Produce the listing below again, exactly as shown.
## START Exercise inputs
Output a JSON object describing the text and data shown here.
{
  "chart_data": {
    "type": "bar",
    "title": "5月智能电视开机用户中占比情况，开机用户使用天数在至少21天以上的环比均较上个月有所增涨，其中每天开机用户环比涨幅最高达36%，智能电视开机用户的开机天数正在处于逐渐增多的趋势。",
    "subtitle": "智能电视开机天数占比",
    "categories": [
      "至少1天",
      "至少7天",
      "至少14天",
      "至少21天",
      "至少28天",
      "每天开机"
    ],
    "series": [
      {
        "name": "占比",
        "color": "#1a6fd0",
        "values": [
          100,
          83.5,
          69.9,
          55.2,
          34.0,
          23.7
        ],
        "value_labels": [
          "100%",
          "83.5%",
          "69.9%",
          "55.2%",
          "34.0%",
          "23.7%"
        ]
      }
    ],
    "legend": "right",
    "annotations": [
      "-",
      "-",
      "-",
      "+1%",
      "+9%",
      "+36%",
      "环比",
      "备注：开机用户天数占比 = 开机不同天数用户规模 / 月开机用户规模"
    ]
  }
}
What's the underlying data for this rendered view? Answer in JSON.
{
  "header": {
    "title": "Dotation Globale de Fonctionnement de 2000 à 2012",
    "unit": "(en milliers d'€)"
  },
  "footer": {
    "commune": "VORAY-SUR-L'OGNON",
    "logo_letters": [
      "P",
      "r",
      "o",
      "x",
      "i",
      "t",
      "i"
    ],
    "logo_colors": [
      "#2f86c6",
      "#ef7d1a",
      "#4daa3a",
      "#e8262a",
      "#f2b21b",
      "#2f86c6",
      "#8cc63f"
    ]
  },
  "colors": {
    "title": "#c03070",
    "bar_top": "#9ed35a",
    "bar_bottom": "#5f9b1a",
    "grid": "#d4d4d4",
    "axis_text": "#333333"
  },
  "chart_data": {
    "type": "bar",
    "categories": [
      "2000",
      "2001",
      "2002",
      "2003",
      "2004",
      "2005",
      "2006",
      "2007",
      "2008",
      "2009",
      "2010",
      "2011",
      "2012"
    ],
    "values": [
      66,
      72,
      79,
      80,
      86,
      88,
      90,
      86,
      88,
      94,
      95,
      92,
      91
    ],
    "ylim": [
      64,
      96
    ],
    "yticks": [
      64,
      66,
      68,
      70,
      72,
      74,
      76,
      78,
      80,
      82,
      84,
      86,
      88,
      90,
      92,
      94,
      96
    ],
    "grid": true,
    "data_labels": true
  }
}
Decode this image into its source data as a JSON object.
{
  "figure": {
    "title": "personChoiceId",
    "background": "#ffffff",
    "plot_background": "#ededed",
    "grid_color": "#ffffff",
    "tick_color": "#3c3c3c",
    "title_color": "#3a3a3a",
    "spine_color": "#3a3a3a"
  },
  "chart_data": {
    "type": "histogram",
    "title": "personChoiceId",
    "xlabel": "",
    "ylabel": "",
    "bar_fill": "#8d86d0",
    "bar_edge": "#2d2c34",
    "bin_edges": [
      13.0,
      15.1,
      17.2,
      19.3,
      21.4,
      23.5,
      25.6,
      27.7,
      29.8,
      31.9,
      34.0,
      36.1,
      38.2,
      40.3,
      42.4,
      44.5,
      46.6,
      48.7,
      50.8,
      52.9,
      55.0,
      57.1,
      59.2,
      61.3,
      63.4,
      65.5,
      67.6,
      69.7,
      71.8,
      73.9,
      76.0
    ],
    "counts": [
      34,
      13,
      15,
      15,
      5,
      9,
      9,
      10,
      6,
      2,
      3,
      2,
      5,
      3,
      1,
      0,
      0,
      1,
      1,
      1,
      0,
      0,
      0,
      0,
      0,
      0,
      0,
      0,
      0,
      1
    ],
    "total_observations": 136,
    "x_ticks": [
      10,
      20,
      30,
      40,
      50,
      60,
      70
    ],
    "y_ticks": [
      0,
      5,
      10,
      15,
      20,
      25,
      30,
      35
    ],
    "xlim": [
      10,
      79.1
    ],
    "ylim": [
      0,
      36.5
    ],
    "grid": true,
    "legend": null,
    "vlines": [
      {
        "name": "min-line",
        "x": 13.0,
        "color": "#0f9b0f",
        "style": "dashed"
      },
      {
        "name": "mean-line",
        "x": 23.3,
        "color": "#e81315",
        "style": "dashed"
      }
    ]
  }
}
## END Exercise inputs
→ Output below:
Output a JSON object describing the text and data shown here.
{
  "chart_data": {
    "type": "bar",
    "title": "5月智能电视开机用户中占比情况，开机用户使用天数在至少21天以上的环比均较上个月有所增涨，其中每天开机用户环比涨幅最高达36%，智能电视开机用户的开机天数正在处于逐渐增多的趋势。",
    "subtitle": "智能电视开机天数占比",
    "categories": [
      "至少1天",
      "至少7天",
      "至少14天",
      "至少21天",
      "至少28天",
      "每天开机"
    ],
    "series": [
      {
        "name": "占比",
        "color": "#1a6fd0",
        "values": [
          100,
          83.5,
          69.9,
          55.2,
          34.0,
          23.7
        ],
        "value_labels": [
          "100%",
          "83.5%",
          "69.9%",
          "55.2%",
          "34.0%",
          "23.7%"
        ]
      }
    ],
    "legend": "right",
    "annotations": [
      "-",
      "-",
      "-",
      "+1%",
      "+9%",
      "+36%",
      "环比",
      "备注：开机用户天数占比 = 开机不同天数用户规模 / 月开机用户规模"
    ]
  }
}
What's the underlying data for this rendered view? Answer in JSON.
{
  "header": {
    "title": "Dotation Globale de Fonctionnement de 2000 à 2012",
    "unit": "(en milliers d'€)"
  },
  "footer": {
    "commune": "VORAY-SUR-L'OGNON",
    "logo_letters": [
      "P",
      "r",
      "o",
      "x",
      "i",
      "t",
      "i"
    ],
    "logo_colors": [
      "#2f86c6",
      "#ef7d1a",
      "#4daa3a",
      "#e8262a",
      "#f2b21b",
      "#2f86c6",
      "#8cc63f"
    ]
  },
  "colors": {
    "title": "#c03070",
    "bar_top": "#9ed35a",
    "bar_bottom": "#5f9b1a",
    "grid": "#d4d4d4",
    "axis_text": "#333333"
  },
  "chart_data": {
    "type": "bar",
    "categories": [
      "2000",
      "2001",
      "2002",
      "2003",
      "2004",
      "2005",
      "2006",
      "2007",
      "2008",
      "2009",
      "2010",
      "2011",
      "2012"
    ],
    "values": [
      66,
      72,
      79,
      80,
      86,
      88,
      90,
      86,
      88,
      94,
      95,
      92,
      91
    ],
    "ylim": [
      64,
      96
    ],
    "yticks": [
      64,
      66,
      68,
      70,
      72,
      74,
      76,
      78,
      80,
      82,
      84,
      86,
      88,
      90,
      92,
      94,
      96
    ],
    "grid": true,
    "data_labels": true
  }
}
Decode this image into its source data as a JSON object.
{
  "figure": {
    "title": "personChoiceId",
    "background": "#ffffff",
    "plot_background": "#ededed",
    "grid_color": "#ffffff",
    "tick_color": "#3c3c3c",
    "title_color": "#3a3a3a",
    "spine_color": "#3a3a3a"
  },
  "chart_data": {
    "type": "histogram",
    "title": "personChoiceId",
    "xlabel": "",
    "ylabel": "",
    "bar_fill": "#8d86d0",
    "bar_edge": "#2d2c34",
    "bin_edges": [
      13.0,
      15.1,
      17.2,
      19.3,
      21.4,
      23.5,
      25.6,
      27.7,
      29.8,
      31.9,
      34.0,
      36.1,
      38.2,
      40.3,
      42.4,
      44.5,
      46.6,
      48.7,
      50.8,
      52.9,
      55.0,
      57.1,
      59.2,
      61.3,
      63.4,
      65.5,
      67.6,
      69.7,
      71.8,
      73.9,
      76.0
    ],
    "counts": [
      34,
      13,
      15,
      15,
      5,
      9,
      9,
      10,
      6,
      2,
      3,
      2,
      5,
      3,
      1,
      0,
      0,
      1,
      1,
      1,
      0,
      0,
      0,
      0,
      0,
      0,
      0,
      0,
      0,
      1
    ],
    "total_observations": 136,
    "x_ticks": [
      10,
      20,
      30,
      40,
      50,
      60,
      70
    ],
    "y_ticks": [
      0,
      5,
      10,
      15,
      20,
      25,
      30,
      35
    ],
    "xlim": [
      10,
      79.1
    ],
    "ylim": [
      0,
      36.5
    ],
    "grid": true,
    "legend": null,
    "vlines": [
      {
        "name": "min-line",
        "x": 13.0,
        "color": "#0f9b0f",
        "style": "dashed"
      },
      {
        "name": "mean-line",
        "x": 23.3,
        "color": "#e81315",
        "style": "dashed"
      }
    ]
  }
}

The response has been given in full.